- Directions: Return the material below in full and exactly.

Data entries
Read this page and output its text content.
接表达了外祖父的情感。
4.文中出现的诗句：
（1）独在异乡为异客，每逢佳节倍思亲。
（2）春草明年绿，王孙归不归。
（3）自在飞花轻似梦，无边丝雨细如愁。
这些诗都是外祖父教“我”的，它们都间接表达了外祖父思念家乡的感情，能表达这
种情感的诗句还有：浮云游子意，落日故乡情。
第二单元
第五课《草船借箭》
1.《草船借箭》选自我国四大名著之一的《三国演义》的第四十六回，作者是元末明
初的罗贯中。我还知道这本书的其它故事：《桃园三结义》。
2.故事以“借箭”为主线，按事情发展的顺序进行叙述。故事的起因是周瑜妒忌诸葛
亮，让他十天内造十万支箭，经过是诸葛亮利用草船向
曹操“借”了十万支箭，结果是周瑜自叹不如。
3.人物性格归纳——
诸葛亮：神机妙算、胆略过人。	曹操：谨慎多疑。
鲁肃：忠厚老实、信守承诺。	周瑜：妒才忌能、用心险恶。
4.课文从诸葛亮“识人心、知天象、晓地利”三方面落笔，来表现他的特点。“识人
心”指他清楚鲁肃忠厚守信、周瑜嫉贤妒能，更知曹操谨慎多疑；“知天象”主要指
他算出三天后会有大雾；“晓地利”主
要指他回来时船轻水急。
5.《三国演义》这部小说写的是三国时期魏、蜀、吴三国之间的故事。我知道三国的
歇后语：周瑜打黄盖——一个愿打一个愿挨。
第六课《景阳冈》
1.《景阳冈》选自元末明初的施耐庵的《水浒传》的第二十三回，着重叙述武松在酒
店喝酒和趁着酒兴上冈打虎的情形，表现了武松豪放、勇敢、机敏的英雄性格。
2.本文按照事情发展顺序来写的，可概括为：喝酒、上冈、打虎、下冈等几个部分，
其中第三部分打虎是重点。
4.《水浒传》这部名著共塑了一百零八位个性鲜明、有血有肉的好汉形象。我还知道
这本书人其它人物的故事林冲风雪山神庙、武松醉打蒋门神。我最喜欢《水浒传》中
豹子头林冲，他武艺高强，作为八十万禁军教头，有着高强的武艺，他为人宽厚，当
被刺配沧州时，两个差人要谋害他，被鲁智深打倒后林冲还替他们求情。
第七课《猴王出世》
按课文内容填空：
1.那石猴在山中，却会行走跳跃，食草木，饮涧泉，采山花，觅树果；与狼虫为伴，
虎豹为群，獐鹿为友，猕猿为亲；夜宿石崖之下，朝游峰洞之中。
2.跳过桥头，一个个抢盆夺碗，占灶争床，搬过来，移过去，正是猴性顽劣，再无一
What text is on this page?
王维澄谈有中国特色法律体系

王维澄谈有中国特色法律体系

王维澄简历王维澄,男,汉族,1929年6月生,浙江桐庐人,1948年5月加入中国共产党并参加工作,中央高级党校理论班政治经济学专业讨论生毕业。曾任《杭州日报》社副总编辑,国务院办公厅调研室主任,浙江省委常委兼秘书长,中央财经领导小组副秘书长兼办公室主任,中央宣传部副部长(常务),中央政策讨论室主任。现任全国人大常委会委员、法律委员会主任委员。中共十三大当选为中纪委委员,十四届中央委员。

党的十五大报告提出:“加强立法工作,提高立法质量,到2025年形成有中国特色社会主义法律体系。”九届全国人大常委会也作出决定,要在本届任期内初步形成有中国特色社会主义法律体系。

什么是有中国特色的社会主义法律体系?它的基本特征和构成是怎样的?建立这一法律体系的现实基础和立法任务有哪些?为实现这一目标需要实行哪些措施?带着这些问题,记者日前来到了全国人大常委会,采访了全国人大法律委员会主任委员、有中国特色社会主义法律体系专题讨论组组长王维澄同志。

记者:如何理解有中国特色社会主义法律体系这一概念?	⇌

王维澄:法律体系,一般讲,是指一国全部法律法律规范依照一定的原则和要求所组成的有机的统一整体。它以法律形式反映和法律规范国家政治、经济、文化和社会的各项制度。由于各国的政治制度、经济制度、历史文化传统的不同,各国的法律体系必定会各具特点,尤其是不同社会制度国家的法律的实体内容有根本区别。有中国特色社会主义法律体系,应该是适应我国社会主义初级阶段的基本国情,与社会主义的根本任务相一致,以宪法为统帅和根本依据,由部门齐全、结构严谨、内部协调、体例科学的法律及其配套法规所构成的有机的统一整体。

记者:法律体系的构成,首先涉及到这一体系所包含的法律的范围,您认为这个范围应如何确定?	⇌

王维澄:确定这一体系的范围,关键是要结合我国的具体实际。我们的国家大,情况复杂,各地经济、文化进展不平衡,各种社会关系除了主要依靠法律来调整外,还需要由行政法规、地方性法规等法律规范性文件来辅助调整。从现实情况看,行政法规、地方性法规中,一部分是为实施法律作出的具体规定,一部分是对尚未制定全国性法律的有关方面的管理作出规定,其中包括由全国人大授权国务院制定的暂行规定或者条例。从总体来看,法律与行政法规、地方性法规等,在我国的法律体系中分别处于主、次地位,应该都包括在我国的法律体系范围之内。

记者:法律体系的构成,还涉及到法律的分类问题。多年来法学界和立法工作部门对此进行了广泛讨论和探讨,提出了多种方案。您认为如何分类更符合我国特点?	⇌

- The response:
Read this page and output its text content.
接表达了外祖父的情感。
4.文中出现的诗句：
（1）独在异乡为异客，每逢佳节倍思亲。
（2）春草明年绿，王孙归不归。
（3）自在飞花轻似梦，无边丝雨细如愁。
这些诗都是外祖父教“我”的，它们都间接表达了外祖父思念家乡的感情，能表达这
种情感的诗句还有：浮云游子意，落日故乡情。
第二单元
第五课《草船借箭》
1.《草船借箭》选自我国四大名著之一的《三国演义》的第四十六回，作者是元末明
初的罗贯中。我还知道这本书的其它故事：《桃园三结义》。
2.故事以“借箭”为主线，按事情发展的顺序进行叙述。故事的起因是周瑜妒忌诸葛
亮，让他十天内造十万支箭，经过是诸葛亮利用草船向
曹操“借”了十万支箭，结果是周瑜自叹不如。
3.人物性格归纳——
诸葛亮：神机妙算、胆略过人。	曹操：谨慎多疑。
鲁肃：忠厚老实、信守承诺。	周瑜：妒才忌能、用心险恶。
4.课文从诸葛亮“识人心、知天象、晓地利”三方面落笔，来表现他的特点。“识人
心”指他清楚鲁肃忠厚守信、周瑜嫉贤妒能，更知曹操谨慎多疑；“知天象”主要指
他算出三天后会有大雾；“晓地利”主
要指他回来时船轻水急。
5.《三国演义》这部小说写的是三国时期魏、蜀、吴三国之间的故事。我知道三国的
歇后语：周瑜打黄盖——一个愿打一个愿挨。
第六课《景阳冈》
1.《景阳冈》选自元末明初的施耐庵的《水浒传》的第二十三回，着重叙述武松在酒
店喝酒和趁着酒兴上冈打虎的情形，表现了武松豪放、勇敢、机敏的英雄性格。
2.本文按照事情发展顺序来写的，可概括为：喝酒、上冈、打虎、下冈等几个部分，
其中第三部分打虎是重点。
4.《水浒传》这部名著共塑了一百零八位个性鲜明、有血有肉的好汉形象。我还知道
这本书人其它人物的故事林冲风雪山神庙、武松醉打蒋门神。我最喜欢《水浒传》中
豹子头林冲，他武艺高强，作为八十万禁军教头，有着高强的武艺，他为人宽厚，当
被刺配沧州时，两个差人要谋害他，被鲁智深打倒后林冲还替他们求情。
第七课《猴王出世》
按课文内容填空：
1.那石猴在山中，却会行走跳跃，食草木，饮涧泉，采山花，觅树果；与狼虫为伴，
虎豹为群，獐鹿为友，猕猿为亲；夜宿石崖之下，朝游峰洞之中。
2.跳过桥头，一个个抢盆夺碗，占灶争床，搬过来，移过去，正是猴性顽劣，再无一
What text is on this page?
王维澄谈有中国特色法律体系

王维澄谈有中国特色法律体系

王维澄简历王维澄,男,汉族,1929年6月生,浙江桐庐人,1948年5月加入中国共产党并参加工作,中央高级党校理论班政治经济学专业讨论生毕业。曾任《杭州日报》社副总编辑,国务院办公厅调研室主任,浙江省委常委兼秘书长,中央财经领导小组副秘书长兼办公室主任,中央宣传部副部长(常务),中央政策讨论室主任。现任全国人大常委会委员、法律委员会主任委员。中共十三大当选为中纪委委员,十四届中央委员。

党的十五大报告提出:“加强立法工作,提高立法质量,到2025年形成有中国特色社会主义法律体系。”九届全国人大常委会也作出决定,要在本届任期内初步形成有中国特色社会主义法律体系。

什么是有中国特色的社会主义法律体系?它的基本特征和构成是怎样的?建立这一法律体系的现实基础和立法任务有哪些?为实现这一目标需要实行哪些措施?带着这些问题,记者日前来到了全国人大常委会,采访了全国人大法律委员会主任委员、有中国特色社会主义法律体系专题讨论组组长王维澄同志。

记者:如何理解有中国特色社会主义法律体系这一概念?	⇌

王维澄:法律体系,一般讲,是指一国全部法律法律规范依照一定的原则和要求所组成的有机的统一整体。它以法律形式反映和法律规范国家政治、经济、文化和社会的各项制度。由于各国的政治制度、经济制度、历史文化传统的不同,各国的法律体系必定会各具特点,尤其是不同社会制度国家的法律的实体内容有根本区别。有中国特色社会主义法律体系,应该是适应我国社会主义初级阶段的基本国情,与社会主义的根本任务相一致,以宪法为统帅和根本依据,由部门齐全、结构严谨、内部协调、体例科学的法律及其配套法规所构成的有机的统一整体。

记者:法律体系的构成,首先涉及到这一体系所包含的法律的范围,您认为这个范围应如何确定?	⇌

王维澄:确定这一体系的范围,关键是要结合我国的具体实际。我们的国家大,情况复杂,各地经济、文化进展不平衡,各种社会关系除了主要依靠法律来调整外,还需要由行政法规、地方性法规等法律规范性文件来辅助调整。从现实情况看,行政法规、地方性法规中,一部分是为实施法律作出的具体规定,一部分是对尚未制定全国性法律的有关方面的管理作出规定,其中包括由全国人大授权国务院制定的暂行规定或者条例。从总体来看,法律与行政法规、地方性法规等,在我国的法律体系中分别处于主、次地位,应该都包括在我国的法律体系范围之内。

记者:法律体系的构成,还涉及到法律的分类问题。多年来法学界和立法工作部门对此进行了广泛讨论和探讨,提出了多种方案。您认为如何分类更符合我国特点?	⇌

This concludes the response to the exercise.